◆ What needs to be done:
All of the material below is to be restated word for word, apart from the pictures.

◆ Available records:
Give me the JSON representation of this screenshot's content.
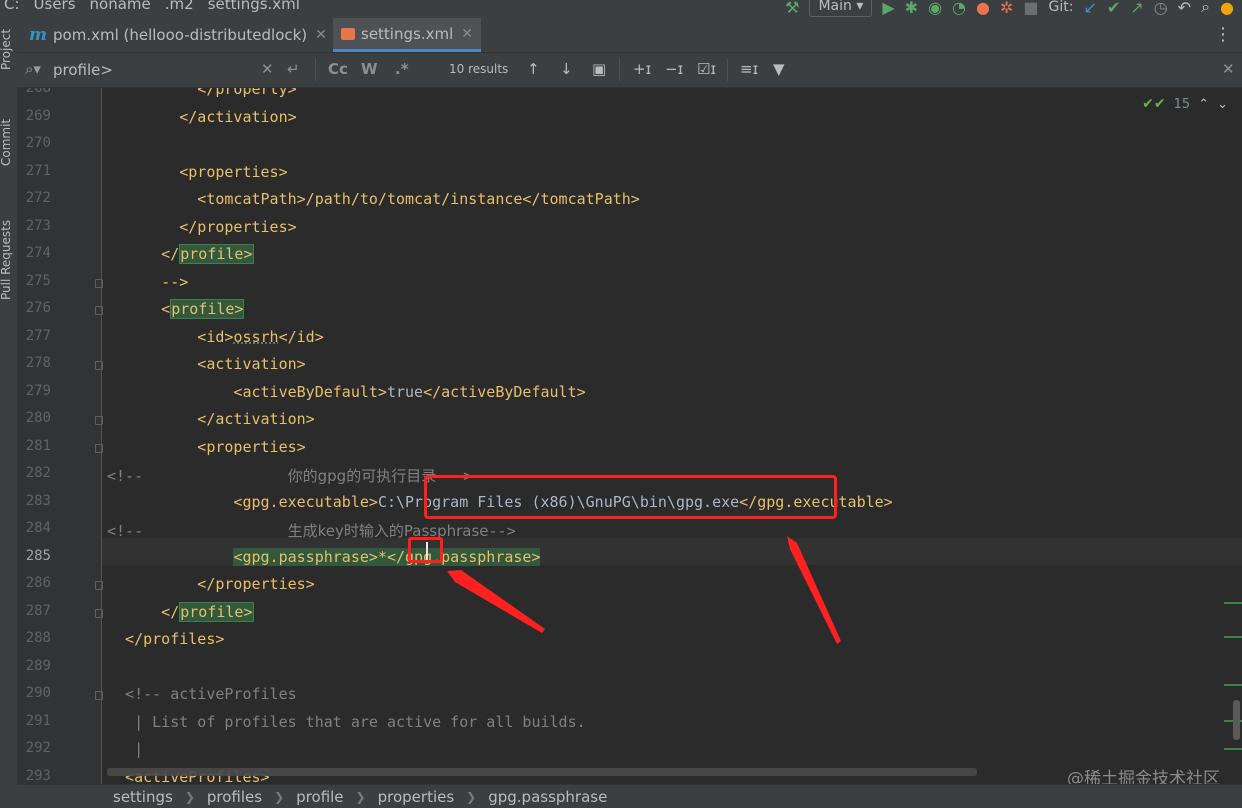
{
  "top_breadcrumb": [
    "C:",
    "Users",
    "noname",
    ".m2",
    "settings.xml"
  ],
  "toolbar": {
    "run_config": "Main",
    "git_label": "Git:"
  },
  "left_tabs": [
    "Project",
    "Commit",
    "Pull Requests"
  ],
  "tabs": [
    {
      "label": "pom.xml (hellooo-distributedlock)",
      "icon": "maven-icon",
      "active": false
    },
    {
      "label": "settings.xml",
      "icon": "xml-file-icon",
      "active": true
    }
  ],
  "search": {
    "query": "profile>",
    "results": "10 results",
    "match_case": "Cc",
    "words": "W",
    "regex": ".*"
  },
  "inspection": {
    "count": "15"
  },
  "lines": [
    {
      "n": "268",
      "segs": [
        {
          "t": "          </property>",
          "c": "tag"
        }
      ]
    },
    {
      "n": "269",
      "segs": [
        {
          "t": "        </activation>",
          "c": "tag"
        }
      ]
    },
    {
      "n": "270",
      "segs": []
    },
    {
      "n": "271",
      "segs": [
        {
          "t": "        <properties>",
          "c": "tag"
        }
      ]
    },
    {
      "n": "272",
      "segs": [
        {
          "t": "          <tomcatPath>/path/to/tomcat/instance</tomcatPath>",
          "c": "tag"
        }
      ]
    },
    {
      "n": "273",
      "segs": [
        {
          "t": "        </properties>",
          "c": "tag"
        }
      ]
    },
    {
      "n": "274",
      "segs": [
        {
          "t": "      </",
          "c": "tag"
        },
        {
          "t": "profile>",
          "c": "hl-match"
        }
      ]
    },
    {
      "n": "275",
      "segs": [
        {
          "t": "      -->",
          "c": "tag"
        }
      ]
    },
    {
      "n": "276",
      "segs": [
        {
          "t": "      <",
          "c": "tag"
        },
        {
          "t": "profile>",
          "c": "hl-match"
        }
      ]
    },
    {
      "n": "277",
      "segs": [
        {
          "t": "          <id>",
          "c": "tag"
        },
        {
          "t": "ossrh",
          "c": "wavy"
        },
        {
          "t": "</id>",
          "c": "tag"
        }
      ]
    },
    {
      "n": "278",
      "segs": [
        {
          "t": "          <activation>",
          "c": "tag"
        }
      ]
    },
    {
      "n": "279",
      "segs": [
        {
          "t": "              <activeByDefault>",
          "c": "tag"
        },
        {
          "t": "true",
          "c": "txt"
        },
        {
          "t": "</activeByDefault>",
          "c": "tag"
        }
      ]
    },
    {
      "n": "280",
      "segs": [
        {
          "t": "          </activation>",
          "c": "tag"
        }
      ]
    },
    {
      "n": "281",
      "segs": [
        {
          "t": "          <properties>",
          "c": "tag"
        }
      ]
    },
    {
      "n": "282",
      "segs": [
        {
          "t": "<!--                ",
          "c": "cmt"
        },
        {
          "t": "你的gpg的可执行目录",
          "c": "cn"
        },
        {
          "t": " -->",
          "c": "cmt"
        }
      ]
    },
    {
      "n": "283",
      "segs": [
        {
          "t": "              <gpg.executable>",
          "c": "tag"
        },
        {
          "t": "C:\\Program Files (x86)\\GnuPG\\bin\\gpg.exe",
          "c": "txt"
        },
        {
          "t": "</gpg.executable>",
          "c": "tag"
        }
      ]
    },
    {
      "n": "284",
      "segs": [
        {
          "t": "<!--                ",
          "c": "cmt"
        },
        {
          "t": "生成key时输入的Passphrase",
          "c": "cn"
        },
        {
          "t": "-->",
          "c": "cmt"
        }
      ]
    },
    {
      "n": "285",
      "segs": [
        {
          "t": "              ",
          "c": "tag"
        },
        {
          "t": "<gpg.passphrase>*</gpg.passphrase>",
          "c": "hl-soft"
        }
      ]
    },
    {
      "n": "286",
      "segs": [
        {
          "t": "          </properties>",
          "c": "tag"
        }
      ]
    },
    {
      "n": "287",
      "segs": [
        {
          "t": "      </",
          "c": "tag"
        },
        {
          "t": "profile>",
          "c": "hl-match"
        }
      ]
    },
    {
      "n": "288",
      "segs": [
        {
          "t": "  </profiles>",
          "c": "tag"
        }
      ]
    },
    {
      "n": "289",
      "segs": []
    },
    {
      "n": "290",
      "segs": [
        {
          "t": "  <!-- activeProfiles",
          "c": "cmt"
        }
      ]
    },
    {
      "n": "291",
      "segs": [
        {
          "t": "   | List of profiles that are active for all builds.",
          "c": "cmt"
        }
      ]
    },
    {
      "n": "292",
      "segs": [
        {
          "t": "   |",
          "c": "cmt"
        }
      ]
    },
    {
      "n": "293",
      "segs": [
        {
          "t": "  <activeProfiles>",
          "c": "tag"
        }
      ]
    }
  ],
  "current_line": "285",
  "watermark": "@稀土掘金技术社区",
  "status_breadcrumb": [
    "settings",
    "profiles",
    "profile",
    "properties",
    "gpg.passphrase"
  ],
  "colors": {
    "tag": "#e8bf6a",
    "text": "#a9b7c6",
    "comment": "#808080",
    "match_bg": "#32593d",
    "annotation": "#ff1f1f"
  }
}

◆ Final result:
Give me the JSON representation of this screenshot's content.
{
  "top_breadcrumb": [
    "C:",
    "Users",
    "noname",
    ".m2",
    "settings.xml"
  ],
  "toolbar": {
    "run_config": "Main",
    "git_label": "Git:"
  },
  "left_tabs": [
    "Project",
    "Commit",
    "Pull Requests"
  ],
  "tabs": [
    {
      "label": "pom.xml (hellooo-distributedlock)",
      "icon": "maven-icon",
      "active": false
    },
    {
      "label": "settings.xml",
      "icon": "xml-file-icon",
      "active": true
    }
  ],
  "search": {
    "query": "profile>",
    "results": "10 results",
    "match_case": "Cc",
    "words": "W",
    "regex": ".*"
  },
  "inspection": {
    "count": "15"
  },
  "lines": [
    {
      "n": "268",
      "segs": [
        {
          "t": "          </property>",
          "c": "tag"
        }
      ]
    },
    {
      "n": "269",
      "segs": [
        {
          "t": "        </activation>",
          "c": "tag"
        }
      ]
    },
    {
      "n": "270",
      "segs": []
    },
    {
      "n": "271",
      "segs": [
        {
          "t": "        <properties>",
          "c": "tag"
        }
      ]
    },
    {
      "n": "272",
      "segs": [
        {
          "t": "          <tomcatPath>/path/to/tomcat/instance</tomcatPath>",
          "c": "tag"
        }
      ]
    },
    {
      "n": "273",
      "segs": [
        {
          "t": "        </properties>",
          "c": "tag"
        }
      ]
    },
    {
      "n": "274",
      "segs": [
        {
          "t": "      </",
          "c": "tag"
        },
        {
          "t": "profile>",
          "c": "hl-match"
        }
      ]
    },
    {
      "n": "275",
      "segs": [
        {
          "t": "      -->",
          "c": "tag"
        }
      ]
    },
    {
      "n": "276",
      "segs": [
        {
          "t": "      <",
          "c": "tag"
        },
        {
          "t": "profile>",
          "c": "hl-match"
        }
      ]
    },
    {
      "n": "277",
      "segs": [
        {
          "t": "          <id>",
          "c": "tag"
        },
        {
          "t": "ossrh",
          "c": "wavy"
        },
        {
          "t": "</id>",
          "c": "tag"
        }
      ]
    },
    {
      "n": "278",
      "segs": [
        {
          "t": "          <activation>",
          "c": "tag"
        }
      ]
    },
    {
      "n": "279",
      "segs": [
        {
          "t": "              <activeByDefault>",
          "c": "tag"
        },
        {
          "t": "true",
          "c": "txt"
        },
        {
          "t": "</activeByDefault>",
          "c": "tag"
        }
      ]
    },
    {
      "n": "280",
      "segs": [
        {
          "t": "          </activation>",
          "c": "tag"
        }
      ]
    },
    {
      "n": "281",
      "segs": [
        {
          "t": "          <properties>",
          "c": "tag"
        }
      ]
    },
    {
      "n": "282",
      "segs": [
        {
          "t": "<!--                ",
          "c": "cmt"
        },
        {
          "t": "你的gpg的可执行目录",
          "c": "cn"
        },
        {
          "t": " -->",
          "c": "cmt"
        }
      ]
    },
    {
      "n": "283",
      "segs": [
        {
          "t": "              <gpg.executable>",
          "c": "tag"
        },
        {
          "t": "C:\\Program Files (x86)\\GnuPG\\bin\\gpg.exe",
          "c": "txt"
        },
        {
          "t": "</gpg.executable>",
          "c": "tag"
        }
      ]
    },
    {
      "n": "284",
      "segs": [
        {
          "t": "<!--                ",
          "c": "cmt"
        },
        {
          "t": "生成key时输入的Passphrase",
          "c": "cn"
        },
        {
          "t": "-->",
          "c": "cmt"
        }
      ]
    },
    {
      "n": "285",
      "segs": [
        {
          "t": "              ",
          "c": "tag"
        },
        {
          "t": "<gpg.passphrase>*</gpg.passphrase>",
          "c": "hl-soft"
        }
      ]
    },
    {
      "n": "286",
      "segs": [
        {
          "t": "          </properties>",
          "c": "tag"
        }
      ]
    },
    {
      "n": "287",
      "segs": [
        {
          "t": "      </",
          "c": "tag"
        },
        {
          "t": "profile>",
          "c": "hl-match"
        }
      ]
    },
    {
      "n": "288",
      "segs": [
        {
          "t": "  </profiles>",
          "c": "tag"
        }
      ]
    },
    {
      "n": "289",
      "segs": []
    },
    {
      "n": "290",
      "segs": [
        {
          "t": "  <!-- activeProfiles",
          "c": "cmt"
        }
      ]
    },
    {
      "n": "291",
      "segs": [
        {
          "t": "   | List of profiles that are active for all builds.",
          "c": "cmt"
        }
      ]
    },
    {
      "n": "292",
      "segs": [
        {
          "t": "   |",
          "c": "cmt"
        }
      ]
    },
    {
      "n": "293",
      "segs": [
        {
          "t": "  <activeProfiles>",
          "c": "tag"
        }
      ]
    }
  ],
  "current_line": "285",
  "watermark": "@稀土掘金技术社区",
  "status_breadcrumb": [
    "settings",
    "profiles",
    "profile",
    "properties",
    "gpg.passphrase"
  ],
  "colors": {
    "tag": "#e8bf6a",
    "text": "#a9b7c6",
    "comment": "#808080",
    "match_bg": "#32593d",
    "annotation": "#ff1f1f"
  }
}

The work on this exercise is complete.